**DIRECTION:** Without the pictures, set down the records below word for word.

— Start of INPUT DATA —

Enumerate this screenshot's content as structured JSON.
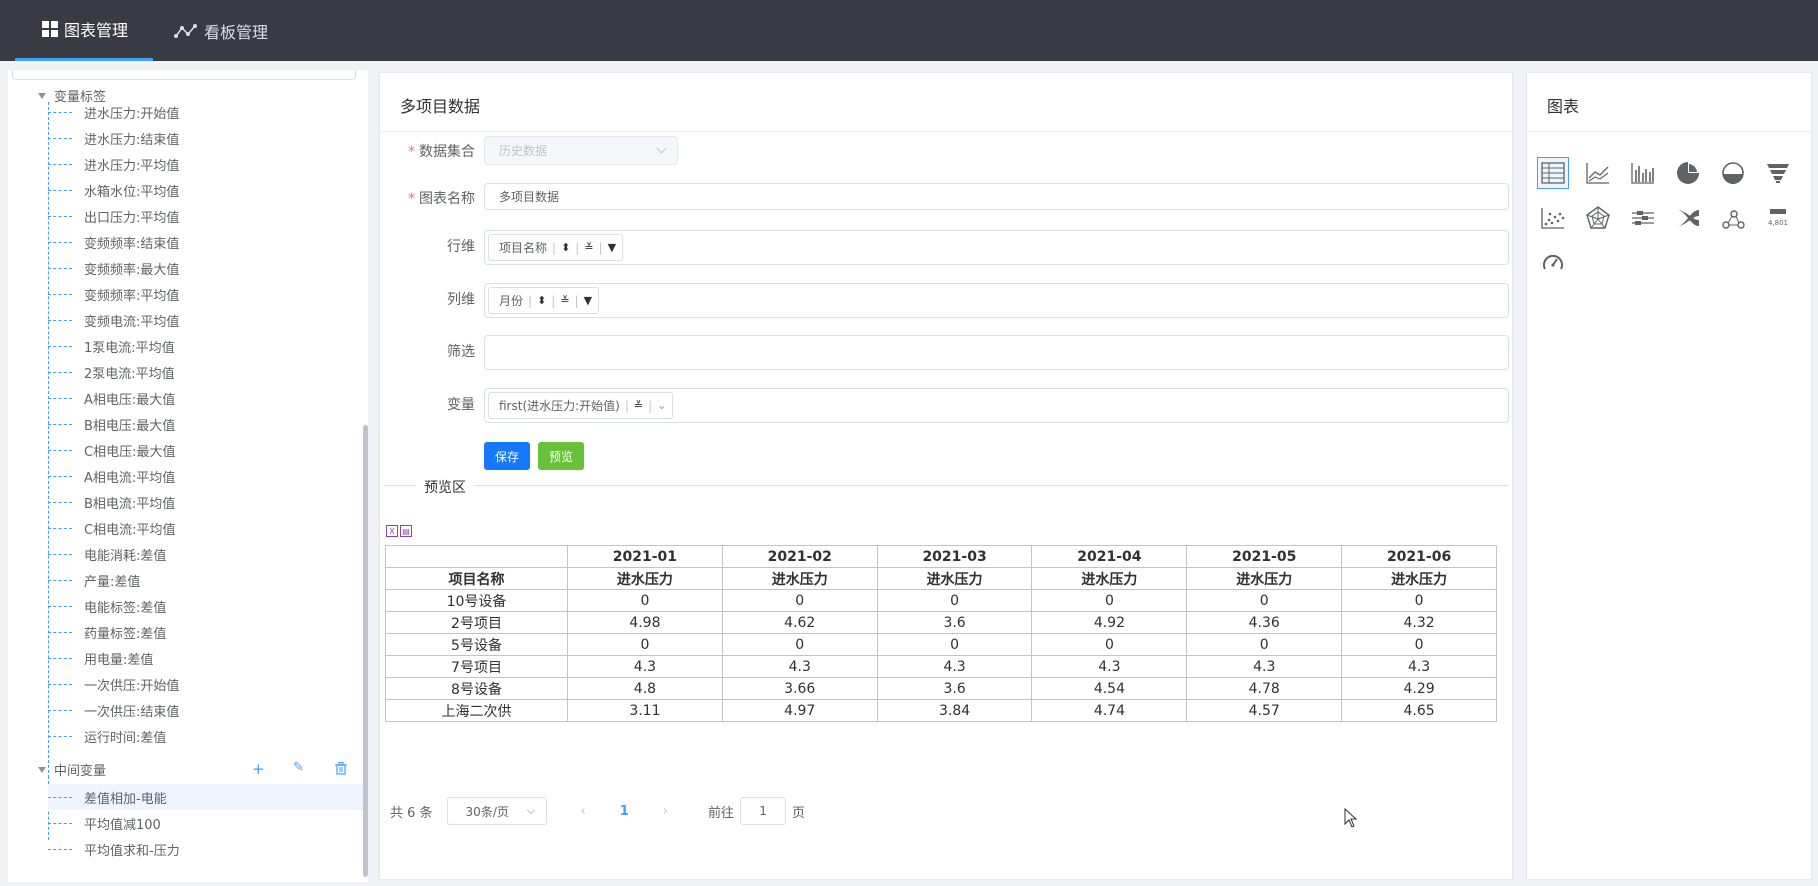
{
  "nav": {
    "tab1": "图表管理",
    "tab2": "看板管理"
  },
  "tree": {
    "group1": "变量标签",
    "group1_items": [
      "进水压力:开始值",
      "进水压力:结束值",
      "进水压力:平均值",
      "水箱水位:平均值",
      "出口压力:平均值",
      "变频频率:结束值",
      "变频频率:最大值",
      "变频频率:平均值",
      "变频电流:平均值",
      "1泵电流:平均值",
      "2泵电流:平均值",
      "A相电压:最大值",
      "B相电压:最大值",
      "C相电压:最大值",
      "A相电流:平均值",
      "B相电流:平均值",
      "C相电流:平均值",
      "电能消耗:差值",
      "产量:差值",
      "电能标签:差值",
      "药量标签:差值",
      "用电量:差值",
      "一次供压:开始值",
      "一次供压:结束值",
      "运行时间:差值"
    ],
    "group2": "中间变量",
    "group2_items": [
      "差值相加-电能",
      "平均值减100",
      "平均值求和-压力"
    ],
    "group2_actions": {
      "add": "+",
      "edit": "✎",
      "delete": "🗑"
    }
  },
  "form": {
    "title": "多项目数据",
    "dataset_label": "数据集合",
    "dataset_value": "历史数据",
    "chart_name_label": "图表名称",
    "chart_name_value": "多项目数据",
    "row_dim_label": "行维",
    "row_dim_chip": "项目名称",
    "col_dim_label": "列维",
    "col_dim_chip": "月份",
    "filter_label": "筛选",
    "variable_label": "变量",
    "variable_chip": "first(进水压力:开始值)",
    "save_label": "保存",
    "preview_label": "预览"
  },
  "preview": {
    "section_label": "预览区",
    "row_header": "项目名称",
    "months": [
      "2021-01",
      "2021-02",
      "2021-03",
      "2021-04",
      "2021-05",
      "2021-06"
    ],
    "metric": "进水压力",
    "rows": [
      {
        "name": "10号设备",
        "values": [
          "0",
          "0",
          "0",
          "0",
          "0",
          "0"
        ]
      },
      {
        "name": "2号项目",
        "values": [
          "4.98",
          "4.62",
          "3.6",
          "4.92",
          "4.36",
          "4.32"
        ]
      },
      {
        "name": "5号设备",
        "values": [
          "0",
          "0",
          "0",
          "0",
          "0",
          "0"
        ]
      },
      {
        "name": "7号项目",
        "values": [
          "4.3",
          "4.3",
          "4.3",
          "4.3",
          "4.3",
          "4.3"
        ]
      },
      {
        "name": "8号设备",
        "values": [
          "4.8",
          "3.66",
          "3.6",
          "4.54",
          "4.78",
          "4.29"
        ]
      },
      {
        "name": "上海二次供",
        "values": [
          "3.11",
          "4.97",
          "3.84",
          "4.74",
          "4.57",
          "4.65"
        ]
      }
    ]
  },
  "pager": {
    "total": "共 6 条",
    "page_size": "30条/页",
    "current_page": "1",
    "goto_prefix": "前往",
    "goto_value": "1",
    "goto_suffix": "页"
  },
  "charts_panel": {
    "title": "图表",
    "icons": [
      "table-icon",
      "line-chart-icon",
      "bar-chart-icon",
      "pie-chart-icon",
      "gauge-fill-icon",
      "funnel-icon",
      "scatter-icon",
      "radar-icon",
      "boxplot-icon",
      "sankey-icon",
      "graph-icon",
      "number-card-icon",
      "dashboard-icon"
    ],
    "number_card_text": "4,801"
  }
}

— End of INPUT DATA —

**SOLUTION FOR THIS EXERCISE:**
Enumerate this screenshot's content as structured JSON.
{
  "nav": {
    "tab1": "图表管理",
    "tab2": "看板管理"
  },
  "tree": {
    "group1": "变量标签",
    "group1_items": [
      "进水压力:开始值",
      "进水压力:结束值",
      "进水压力:平均值",
      "水箱水位:平均值",
      "出口压力:平均值",
      "变频频率:结束值",
      "变频频率:最大值",
      "变频频率:平均值",
      "变频电流:平均值",
      "1泵电流:平均值",
      "2泵电流:平均值",
      "A相电压:最大值",
      "B相电压:最大值",
      "C相电压:最大值",
      "A相电流:平均值",
      "B相电流:平均值",
      "C相电流:平均值",
      "电能消耗:差值",
      "产量:差值",
      "电能标签:差值",
      "药量标签:差值",
      "用电量:差值",
      "一次供压:开始值",
      "一次供压:结束值",
      "运行时间:差值"
    ],
    "group2": "中间变量",
    "group2_items": [
      "差值相加-电能",
      "平均值减100",
      "平均值求和-压力"
    ],
    "group2_actions": {
      "add": "+",
      "edit": "✎",
      "delete": "🗑"
    }
  },
  "form": {
    "title": "多项目数据",
    "dataset_label": "数据集合",
    "dataset_value": "历史数据",
    "chart_name_label": "图表名称",
    "chart_name_value": "多项目数据",
    "row_dim_label": "行维",
    "row_dim_chip": "项目名称",
    "col_dim_label": "列维",
    "col_dim_chip": "月份",
    "filter_label": "筛选",
    "variable_label": "变量",
    "variable_chip": "first(进水压力:开始值)",
    "save_label": "保存",
    "preview_label": "预览"
  },
  "preview": {
    "section_label": "预览区",
    "row_header": "项目名称",
    "months": [
      "2021-01",
      "2021-02",
      "2021-03",
      "2021-04",
      "2021-05",
      "2021-06"
    ],
    "metric": "进水压力",
    "rows": [
      {
        "name": "10号设备",
        "values": [
          "0",
          "0",
          "0",
          "0",
          "0",
          "0"
        ]
      },
      {
        "name": "2号项目",
        "values": [
          "4.98",
          "4.62",
          "3.6",
          "4.92",
          "4.36",
          "4.32"
        ]
      },
      {
        "name": "5号设备",
        "values": [
          "0",
          "0",
          "0",
          "0",
          "0",
          "0"
        ]
      },
      {
        "name": "7号项目",
        "values": [
          "4.3",
          "4.3",
          "4.3",
          "4.3",
          "4.3",
          "4.3"
        ]
      },
      {
        "name": "8号设备",
        "values": [
          "4.8",
          "3.66",
          "3.6",
          "4.54",
          "4.78",
          "4.29"
        ]
      },
      {
        "name": "上海二次供",
        "values": [
          "3.11",
          "4.97",
          "3.84",
          "4.74",
          "4.57",
          "4.65"
        ]
      }
    ]
  },
  "pager": {
    "total": "共 6 条",
    "page_size": "30条/页",
    "current_page": "1",
    "goto_prefix": "前往",
    "goto_value": "1",
    "goto_suffix": "页"
  },
  "charts_panel": {
    "title": "图表",
    "icons": [
      "table-icon",
      "line-chart-icon",
      "bar-chart-icon",
      "pie-chart-icon",
      "gauge-fill-icon",
      "funnel-icon",
      "scatter-icon",
      "radar-icon",
      "boxplot-icon",
      "sankey-icon",
      "graph-icon",
      "number-card-icon",
      "dashboard-icon"
    ],
    "number_card_text": "4,801"
  }
}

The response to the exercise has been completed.